● PROBLEM
Omit the images. Copy each entry word for word.

● TASK INPUT
## Start
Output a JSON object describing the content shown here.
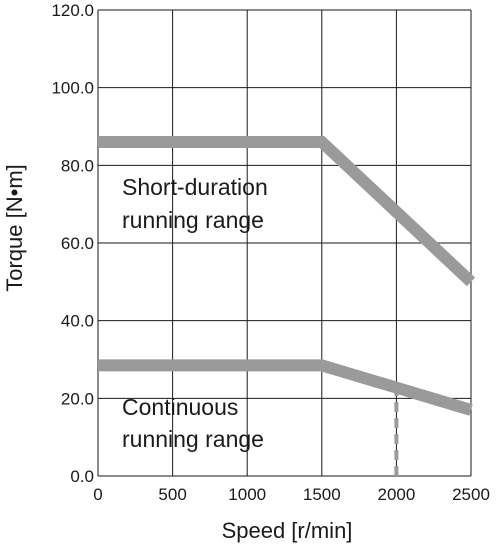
{
  "chart_data": {
    "type": "line",
    "xlabel": "Speed [r/min]",
    "ylabel": "Torque [N•m]",
    "xlim": [
      0,
      2500
    ],
    "ylim": [
      0,
      120
    ],
    "x_ticks": [
      "0",
      "500",
      "1000",
      "1500",
      "2000",
      "2500"
    ],
    "y_ticks": [
      "0.0",
      "20.0",
      "40.0",
      "60.0",
      "80.0",
      "100.0",
      "120.0"
    ],
    "grid": true,
    "series": [
      {
        "x": [
          0,
          1500,
          2500
        ],
        "y": [
          86,
          86,
          50
        ],
        "color": "#9a9a9a",
        "style": "solid"
      },
      {
        "x": [
          0,
          1500,
          2500
        ],
        "y": [
          28.5,
          28.5,
          17
        ],
        "color": "#9a9a9a",
        "style": "solid"
      },
      {
        "x": [
          2000,
          2000
        ],
        "y": [
          0,
          21.7
        ],
        "color": "#9a9a9a",
        "style": "dashed"
      }
    ],
    "annotations": [
      {
        "lines": [
          "Short-duration",
          "running range"
        ]
      },
      {
        "lines": [
          "Continuous",
          "running range"
        ]
      }
    ]
  }
}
## End
● RESPONSE BELOW
Output a JSON object describing the content shown here.
{
  "chart_data": {
    "type": "line",
    "xlabel": "Speed [r/min]",
    "ylabel": "Torque [N•m]",
    "xlim": [
      0,
      2500
    ],
    "ylim": [
      0,
      120
    ],
    "x_ticks": [
      "0",
      "500",
      "1000",
      "1500",
      "2000",
      "2500"
    ],
    "y_ticks": [
      "0.0",
      "20.0",
      "40.0",
      "60.0",
      "80.0",
      "100.0",
      "120.0"
    ],
    "grid": true,
    "series": [
      {
        "x": [
          0,
          1500,
          2500
        ],
        "y": [
          86,
          86,
          50
        ],
        "color": "#9a9a9a",
        "style": "solid"
      },
      {
        "x": [
          0,
          1500,
          2500
        ],
        "y": [
          28.5,
          28.5,
          17
        ],
        "color": "#9a9a9a",
        "style": "solid"
      },
      {
        "x": [
          2000,
          2000
        ],
        "y": [
          0,
          21.7
        ],
        "color": "#9a9a9a",
        "style": "dashed"
      }
    ],
    "annotations": [
      {
        "lines": [
          "Short-duration",
          "running range"
        ]
      },
      {
        "lines": [
          "Continuous",
          "running range"
        ]
      }
    ]
  }
}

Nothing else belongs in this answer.